Raw data -
● ● ●

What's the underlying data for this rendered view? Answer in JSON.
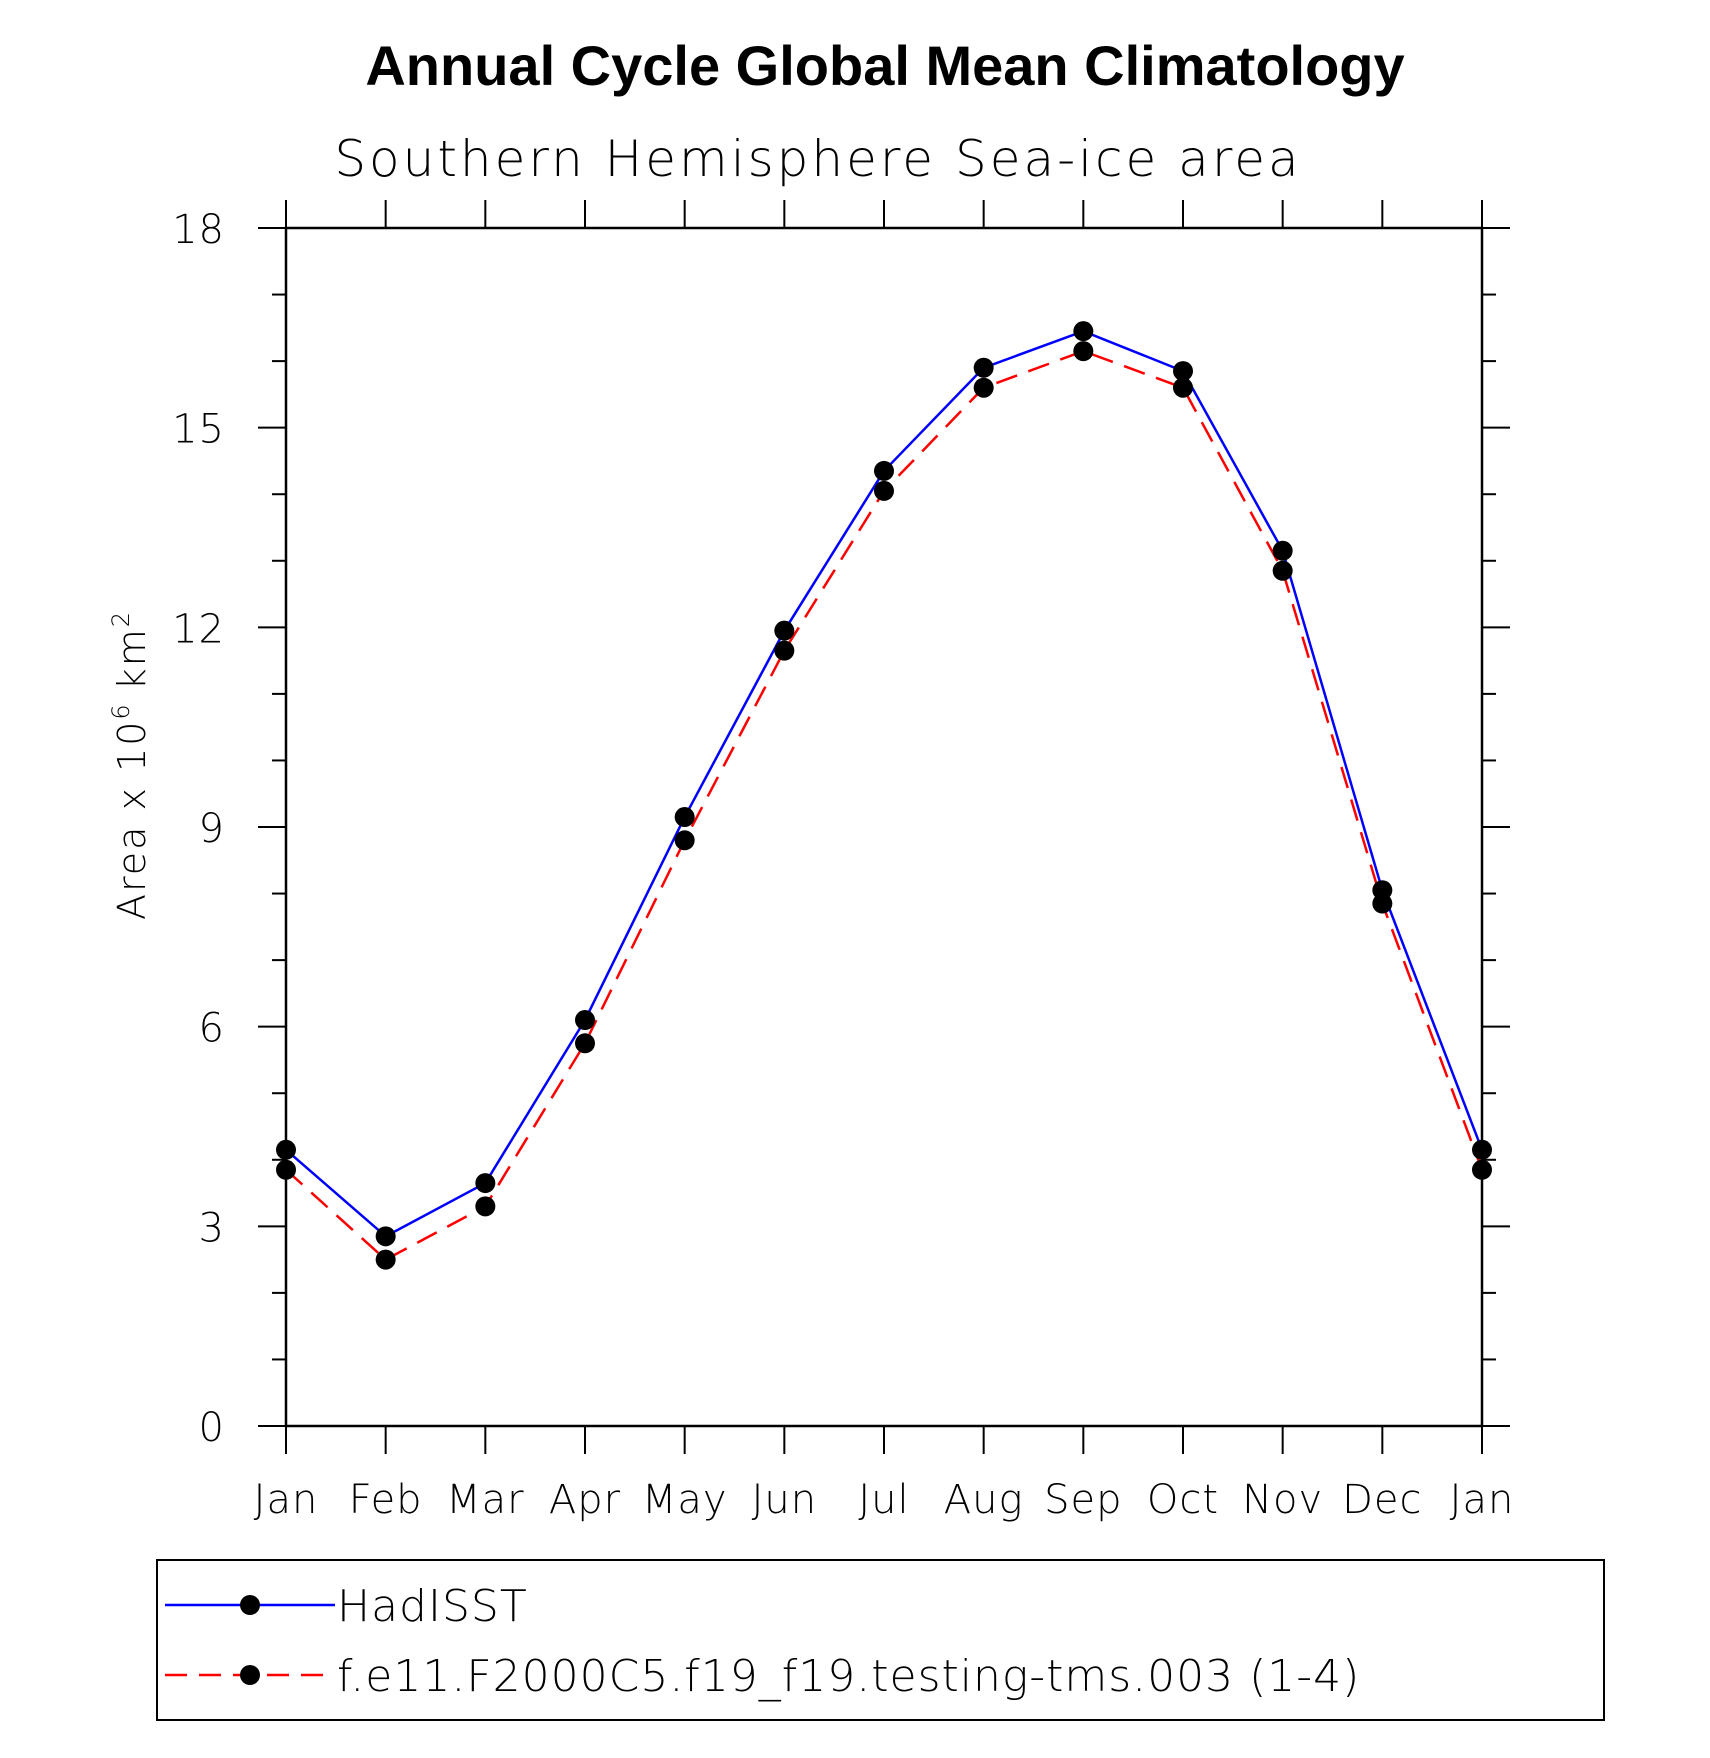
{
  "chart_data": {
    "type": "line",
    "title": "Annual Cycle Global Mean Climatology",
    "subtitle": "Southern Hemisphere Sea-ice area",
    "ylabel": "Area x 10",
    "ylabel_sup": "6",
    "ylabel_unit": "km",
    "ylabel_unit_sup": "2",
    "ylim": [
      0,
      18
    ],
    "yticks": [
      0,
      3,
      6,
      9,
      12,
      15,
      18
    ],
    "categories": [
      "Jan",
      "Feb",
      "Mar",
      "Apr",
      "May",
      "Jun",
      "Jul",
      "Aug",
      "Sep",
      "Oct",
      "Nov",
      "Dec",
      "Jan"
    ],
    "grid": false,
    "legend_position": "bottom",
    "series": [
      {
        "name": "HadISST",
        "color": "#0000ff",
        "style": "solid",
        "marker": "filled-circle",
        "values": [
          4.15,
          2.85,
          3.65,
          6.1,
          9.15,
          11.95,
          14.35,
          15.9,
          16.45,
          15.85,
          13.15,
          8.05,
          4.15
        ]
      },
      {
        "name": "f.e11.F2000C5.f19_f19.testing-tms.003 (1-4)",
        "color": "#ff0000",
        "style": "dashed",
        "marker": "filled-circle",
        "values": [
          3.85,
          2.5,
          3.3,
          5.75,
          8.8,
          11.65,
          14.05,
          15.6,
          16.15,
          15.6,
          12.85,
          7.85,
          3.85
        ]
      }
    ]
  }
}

● ● ●

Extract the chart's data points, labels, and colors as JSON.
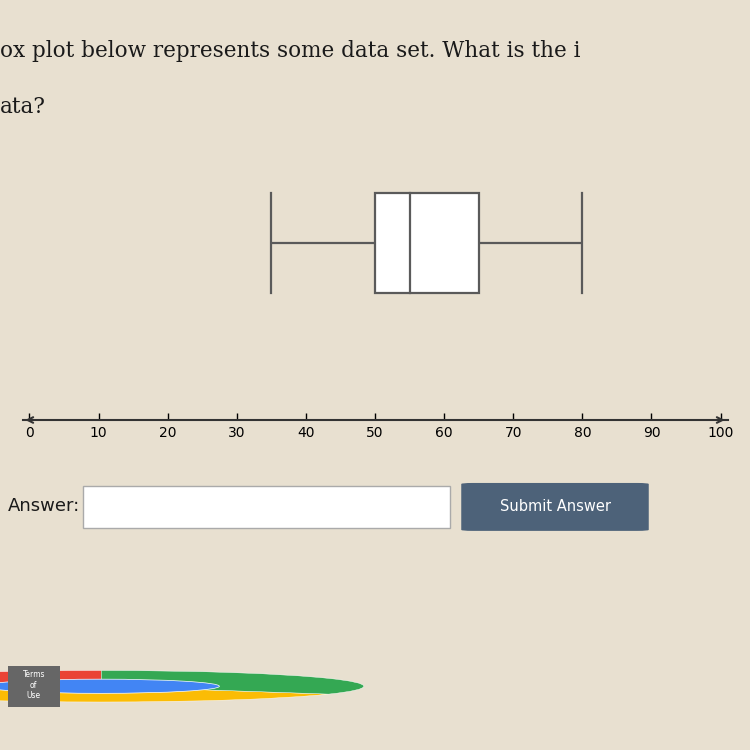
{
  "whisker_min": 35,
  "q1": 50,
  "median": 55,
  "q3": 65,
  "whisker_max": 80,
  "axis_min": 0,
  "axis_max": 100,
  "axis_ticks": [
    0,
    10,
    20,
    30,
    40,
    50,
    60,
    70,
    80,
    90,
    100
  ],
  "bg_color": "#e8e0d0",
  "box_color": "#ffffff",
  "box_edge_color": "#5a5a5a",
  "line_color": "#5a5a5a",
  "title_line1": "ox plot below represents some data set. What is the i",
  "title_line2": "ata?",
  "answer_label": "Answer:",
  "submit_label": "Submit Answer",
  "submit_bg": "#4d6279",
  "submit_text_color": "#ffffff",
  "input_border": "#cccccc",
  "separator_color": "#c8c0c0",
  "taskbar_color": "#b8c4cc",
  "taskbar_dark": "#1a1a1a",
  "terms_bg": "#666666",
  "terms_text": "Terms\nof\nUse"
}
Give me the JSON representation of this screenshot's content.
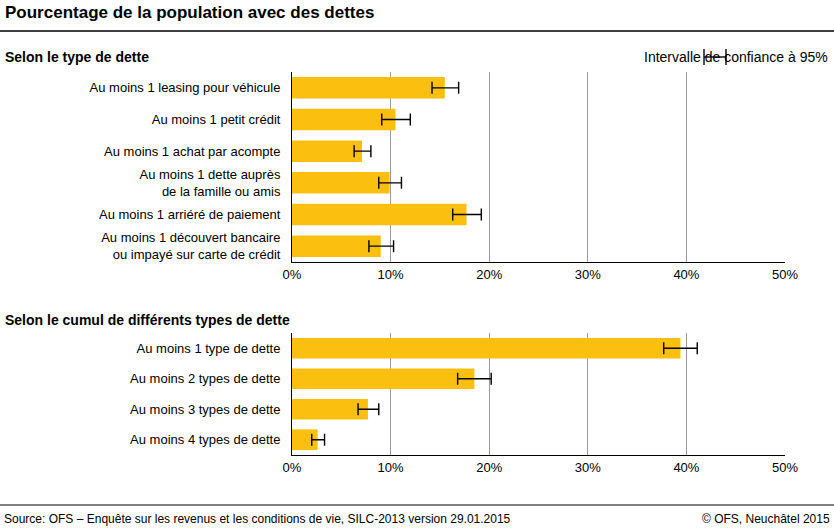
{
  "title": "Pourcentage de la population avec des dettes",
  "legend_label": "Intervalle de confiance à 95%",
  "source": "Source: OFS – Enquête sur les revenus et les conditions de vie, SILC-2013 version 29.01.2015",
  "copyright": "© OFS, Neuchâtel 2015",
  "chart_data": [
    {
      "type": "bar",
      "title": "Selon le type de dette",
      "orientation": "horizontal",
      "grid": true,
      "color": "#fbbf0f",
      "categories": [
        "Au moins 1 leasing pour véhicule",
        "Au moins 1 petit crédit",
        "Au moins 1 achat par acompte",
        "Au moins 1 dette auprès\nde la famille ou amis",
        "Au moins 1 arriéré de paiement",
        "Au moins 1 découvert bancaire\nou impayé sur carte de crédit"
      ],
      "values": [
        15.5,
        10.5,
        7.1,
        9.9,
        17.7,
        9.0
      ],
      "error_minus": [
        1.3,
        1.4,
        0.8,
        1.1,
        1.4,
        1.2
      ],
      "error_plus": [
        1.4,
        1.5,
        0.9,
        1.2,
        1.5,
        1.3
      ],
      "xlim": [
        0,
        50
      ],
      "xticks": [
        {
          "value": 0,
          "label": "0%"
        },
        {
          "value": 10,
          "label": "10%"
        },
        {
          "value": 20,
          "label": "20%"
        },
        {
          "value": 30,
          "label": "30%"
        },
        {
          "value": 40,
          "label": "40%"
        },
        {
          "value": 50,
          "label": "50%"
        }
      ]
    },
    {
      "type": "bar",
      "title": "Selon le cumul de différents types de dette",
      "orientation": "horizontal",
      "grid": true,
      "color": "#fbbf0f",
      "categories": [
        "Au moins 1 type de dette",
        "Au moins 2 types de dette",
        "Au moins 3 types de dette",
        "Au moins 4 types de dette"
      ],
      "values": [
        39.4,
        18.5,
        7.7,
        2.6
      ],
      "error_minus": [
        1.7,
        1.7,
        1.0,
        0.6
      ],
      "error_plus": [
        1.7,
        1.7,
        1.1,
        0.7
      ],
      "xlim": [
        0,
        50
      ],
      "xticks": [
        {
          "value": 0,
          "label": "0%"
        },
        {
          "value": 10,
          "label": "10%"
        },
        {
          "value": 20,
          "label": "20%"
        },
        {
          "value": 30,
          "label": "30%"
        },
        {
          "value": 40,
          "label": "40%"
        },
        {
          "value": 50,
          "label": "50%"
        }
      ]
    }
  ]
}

● ● ●

The task - Report only the number of lines that hold the word "this".

Exercise response - 2